*DIRECTIONS*. Go over the entries below line by line, copying each one that contains the word "美国商务部经济分析局".

*INPUT MATERIAL*.
════════════════════

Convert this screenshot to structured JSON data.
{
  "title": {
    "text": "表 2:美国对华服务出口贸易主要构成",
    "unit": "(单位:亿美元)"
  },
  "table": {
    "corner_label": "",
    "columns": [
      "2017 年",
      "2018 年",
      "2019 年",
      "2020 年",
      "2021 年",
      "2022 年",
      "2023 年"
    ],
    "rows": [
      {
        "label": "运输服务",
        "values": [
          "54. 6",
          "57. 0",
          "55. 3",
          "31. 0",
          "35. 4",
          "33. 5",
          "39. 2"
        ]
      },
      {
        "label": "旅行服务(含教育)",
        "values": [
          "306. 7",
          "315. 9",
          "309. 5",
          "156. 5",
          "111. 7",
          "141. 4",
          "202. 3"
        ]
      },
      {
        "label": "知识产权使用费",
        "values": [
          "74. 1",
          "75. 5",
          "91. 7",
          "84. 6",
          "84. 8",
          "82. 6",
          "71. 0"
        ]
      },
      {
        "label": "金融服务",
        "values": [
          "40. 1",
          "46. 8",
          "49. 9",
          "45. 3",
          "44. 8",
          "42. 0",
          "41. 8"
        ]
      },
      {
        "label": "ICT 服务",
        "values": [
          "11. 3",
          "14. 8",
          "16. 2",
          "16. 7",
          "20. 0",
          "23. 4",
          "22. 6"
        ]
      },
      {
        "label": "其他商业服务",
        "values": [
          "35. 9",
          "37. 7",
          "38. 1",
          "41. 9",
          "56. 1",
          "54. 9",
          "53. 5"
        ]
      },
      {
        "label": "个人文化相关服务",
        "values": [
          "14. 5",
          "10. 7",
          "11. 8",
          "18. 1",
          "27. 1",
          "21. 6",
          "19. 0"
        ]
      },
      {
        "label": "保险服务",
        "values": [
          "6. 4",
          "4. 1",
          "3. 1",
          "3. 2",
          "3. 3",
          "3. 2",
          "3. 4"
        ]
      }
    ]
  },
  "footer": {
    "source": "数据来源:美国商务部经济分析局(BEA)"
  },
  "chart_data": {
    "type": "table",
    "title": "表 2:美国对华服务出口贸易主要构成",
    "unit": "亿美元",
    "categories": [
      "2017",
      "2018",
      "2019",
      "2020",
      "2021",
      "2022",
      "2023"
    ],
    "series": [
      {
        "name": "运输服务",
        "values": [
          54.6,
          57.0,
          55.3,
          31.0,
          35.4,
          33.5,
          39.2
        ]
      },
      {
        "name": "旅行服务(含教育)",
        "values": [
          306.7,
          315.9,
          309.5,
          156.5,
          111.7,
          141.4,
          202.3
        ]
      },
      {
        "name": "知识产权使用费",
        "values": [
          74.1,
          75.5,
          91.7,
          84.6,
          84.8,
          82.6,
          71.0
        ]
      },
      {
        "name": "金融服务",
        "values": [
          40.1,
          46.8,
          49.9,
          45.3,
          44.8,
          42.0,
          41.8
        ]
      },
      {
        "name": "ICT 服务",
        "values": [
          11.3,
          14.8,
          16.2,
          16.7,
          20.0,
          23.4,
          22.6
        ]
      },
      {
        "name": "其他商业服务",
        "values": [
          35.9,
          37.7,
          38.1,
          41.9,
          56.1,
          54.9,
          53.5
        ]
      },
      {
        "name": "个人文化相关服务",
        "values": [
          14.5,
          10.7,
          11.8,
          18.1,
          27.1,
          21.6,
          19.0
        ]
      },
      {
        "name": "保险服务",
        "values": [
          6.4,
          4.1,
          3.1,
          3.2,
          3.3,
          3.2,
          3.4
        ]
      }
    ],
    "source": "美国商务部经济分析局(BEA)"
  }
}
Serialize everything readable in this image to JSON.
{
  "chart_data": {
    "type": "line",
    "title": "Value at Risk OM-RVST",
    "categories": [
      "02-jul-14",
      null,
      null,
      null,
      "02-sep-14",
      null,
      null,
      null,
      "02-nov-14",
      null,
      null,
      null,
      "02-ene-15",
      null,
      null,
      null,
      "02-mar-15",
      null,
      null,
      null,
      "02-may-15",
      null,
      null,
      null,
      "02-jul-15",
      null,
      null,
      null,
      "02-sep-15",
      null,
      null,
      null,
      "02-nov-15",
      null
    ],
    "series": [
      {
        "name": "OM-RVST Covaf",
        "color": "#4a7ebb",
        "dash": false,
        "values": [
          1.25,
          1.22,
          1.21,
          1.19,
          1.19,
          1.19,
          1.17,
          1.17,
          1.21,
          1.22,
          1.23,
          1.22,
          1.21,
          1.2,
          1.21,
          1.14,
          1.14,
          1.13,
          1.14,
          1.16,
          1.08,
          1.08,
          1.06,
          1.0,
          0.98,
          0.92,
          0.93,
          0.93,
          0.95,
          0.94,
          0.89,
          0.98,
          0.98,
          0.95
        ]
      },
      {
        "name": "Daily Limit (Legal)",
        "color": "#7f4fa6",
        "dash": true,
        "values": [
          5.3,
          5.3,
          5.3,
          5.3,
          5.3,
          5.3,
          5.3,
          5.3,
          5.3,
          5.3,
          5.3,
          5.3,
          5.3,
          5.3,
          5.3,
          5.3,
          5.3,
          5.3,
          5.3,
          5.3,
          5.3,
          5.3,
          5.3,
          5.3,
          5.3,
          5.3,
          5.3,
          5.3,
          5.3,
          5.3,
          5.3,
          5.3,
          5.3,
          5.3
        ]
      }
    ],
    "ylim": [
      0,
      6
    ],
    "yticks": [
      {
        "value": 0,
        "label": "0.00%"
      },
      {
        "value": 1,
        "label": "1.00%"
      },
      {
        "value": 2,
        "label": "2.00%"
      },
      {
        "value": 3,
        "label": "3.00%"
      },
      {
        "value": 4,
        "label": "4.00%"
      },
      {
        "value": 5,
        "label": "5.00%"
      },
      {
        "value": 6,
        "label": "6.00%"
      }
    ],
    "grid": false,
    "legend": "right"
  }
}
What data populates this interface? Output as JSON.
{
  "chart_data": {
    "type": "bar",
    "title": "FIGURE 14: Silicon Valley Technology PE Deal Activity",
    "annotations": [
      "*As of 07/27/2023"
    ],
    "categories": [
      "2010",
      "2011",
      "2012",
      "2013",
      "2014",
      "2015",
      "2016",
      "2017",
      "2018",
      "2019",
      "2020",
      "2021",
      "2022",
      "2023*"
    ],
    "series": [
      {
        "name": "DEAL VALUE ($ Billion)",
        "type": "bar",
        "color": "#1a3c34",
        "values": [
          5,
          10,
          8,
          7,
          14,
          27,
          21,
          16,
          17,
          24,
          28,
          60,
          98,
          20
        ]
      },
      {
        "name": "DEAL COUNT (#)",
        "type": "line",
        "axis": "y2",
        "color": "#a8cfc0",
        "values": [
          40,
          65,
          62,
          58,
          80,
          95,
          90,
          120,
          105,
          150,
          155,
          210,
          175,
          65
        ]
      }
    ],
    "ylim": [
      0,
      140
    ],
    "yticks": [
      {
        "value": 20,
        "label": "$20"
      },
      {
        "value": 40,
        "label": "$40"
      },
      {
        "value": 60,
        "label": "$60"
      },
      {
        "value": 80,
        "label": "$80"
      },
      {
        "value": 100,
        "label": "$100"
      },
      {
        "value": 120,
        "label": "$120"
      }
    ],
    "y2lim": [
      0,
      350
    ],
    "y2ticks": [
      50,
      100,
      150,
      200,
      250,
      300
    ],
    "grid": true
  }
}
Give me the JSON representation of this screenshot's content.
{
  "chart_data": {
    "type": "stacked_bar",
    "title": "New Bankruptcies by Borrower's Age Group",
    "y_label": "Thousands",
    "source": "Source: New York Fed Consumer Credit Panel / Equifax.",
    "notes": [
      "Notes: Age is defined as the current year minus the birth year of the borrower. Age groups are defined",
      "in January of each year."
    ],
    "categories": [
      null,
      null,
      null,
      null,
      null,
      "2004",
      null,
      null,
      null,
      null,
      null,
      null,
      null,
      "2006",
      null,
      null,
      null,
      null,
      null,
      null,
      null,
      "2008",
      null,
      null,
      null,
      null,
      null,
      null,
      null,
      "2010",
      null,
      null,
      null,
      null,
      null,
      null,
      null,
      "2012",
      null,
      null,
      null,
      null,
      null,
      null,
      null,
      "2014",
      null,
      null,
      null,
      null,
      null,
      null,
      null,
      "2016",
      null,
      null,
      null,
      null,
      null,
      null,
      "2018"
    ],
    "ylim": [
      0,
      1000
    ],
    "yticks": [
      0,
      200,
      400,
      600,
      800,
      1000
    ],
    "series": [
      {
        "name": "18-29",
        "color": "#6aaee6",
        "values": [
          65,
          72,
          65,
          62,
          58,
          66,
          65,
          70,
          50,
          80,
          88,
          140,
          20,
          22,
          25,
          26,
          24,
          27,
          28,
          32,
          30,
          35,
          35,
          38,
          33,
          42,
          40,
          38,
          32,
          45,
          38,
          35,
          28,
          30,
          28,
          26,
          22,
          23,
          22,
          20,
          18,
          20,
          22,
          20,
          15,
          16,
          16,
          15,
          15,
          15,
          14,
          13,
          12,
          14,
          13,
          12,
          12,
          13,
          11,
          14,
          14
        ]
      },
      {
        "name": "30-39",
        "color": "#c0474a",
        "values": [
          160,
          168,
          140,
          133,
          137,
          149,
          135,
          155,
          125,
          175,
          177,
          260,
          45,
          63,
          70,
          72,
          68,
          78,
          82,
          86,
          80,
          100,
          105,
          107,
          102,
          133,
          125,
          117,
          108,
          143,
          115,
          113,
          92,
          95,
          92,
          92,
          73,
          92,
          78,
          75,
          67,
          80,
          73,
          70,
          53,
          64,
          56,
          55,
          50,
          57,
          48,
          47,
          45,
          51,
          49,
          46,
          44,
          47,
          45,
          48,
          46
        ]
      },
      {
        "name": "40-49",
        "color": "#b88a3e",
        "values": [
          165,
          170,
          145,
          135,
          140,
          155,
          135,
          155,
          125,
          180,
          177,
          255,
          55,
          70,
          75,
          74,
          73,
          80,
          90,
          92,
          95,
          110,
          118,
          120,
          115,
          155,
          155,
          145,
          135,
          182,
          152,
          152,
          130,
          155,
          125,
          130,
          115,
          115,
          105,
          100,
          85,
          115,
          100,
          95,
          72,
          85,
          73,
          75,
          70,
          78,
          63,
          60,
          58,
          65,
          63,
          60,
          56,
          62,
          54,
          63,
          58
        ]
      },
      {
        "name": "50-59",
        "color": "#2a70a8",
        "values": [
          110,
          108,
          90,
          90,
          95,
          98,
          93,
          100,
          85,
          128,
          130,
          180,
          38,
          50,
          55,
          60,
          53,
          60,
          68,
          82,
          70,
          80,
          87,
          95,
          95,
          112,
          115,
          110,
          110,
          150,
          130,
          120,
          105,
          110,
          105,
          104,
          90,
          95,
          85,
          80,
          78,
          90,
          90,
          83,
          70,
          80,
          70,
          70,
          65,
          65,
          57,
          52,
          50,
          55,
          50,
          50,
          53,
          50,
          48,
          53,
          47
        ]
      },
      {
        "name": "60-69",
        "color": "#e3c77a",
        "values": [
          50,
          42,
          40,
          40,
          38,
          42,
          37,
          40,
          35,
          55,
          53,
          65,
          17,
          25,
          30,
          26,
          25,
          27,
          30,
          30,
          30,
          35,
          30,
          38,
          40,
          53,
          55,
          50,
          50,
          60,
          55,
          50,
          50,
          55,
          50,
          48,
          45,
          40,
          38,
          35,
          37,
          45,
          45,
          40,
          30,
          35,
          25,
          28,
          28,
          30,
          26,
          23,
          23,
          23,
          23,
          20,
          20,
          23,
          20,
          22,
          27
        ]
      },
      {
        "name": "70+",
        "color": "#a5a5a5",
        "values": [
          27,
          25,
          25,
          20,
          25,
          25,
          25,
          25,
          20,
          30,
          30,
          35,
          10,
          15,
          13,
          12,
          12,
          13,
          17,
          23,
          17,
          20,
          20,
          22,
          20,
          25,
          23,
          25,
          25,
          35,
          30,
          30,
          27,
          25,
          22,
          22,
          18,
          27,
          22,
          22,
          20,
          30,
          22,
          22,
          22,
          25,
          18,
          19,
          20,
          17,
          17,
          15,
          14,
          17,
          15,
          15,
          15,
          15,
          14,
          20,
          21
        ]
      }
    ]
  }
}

════════════════════

*SOLUTION TO THIS PROBLEM*.
    "source": "数据来源:美国商务部经济分析局(BEA)"
    "source": "美国商务部经济分析局(BEA)"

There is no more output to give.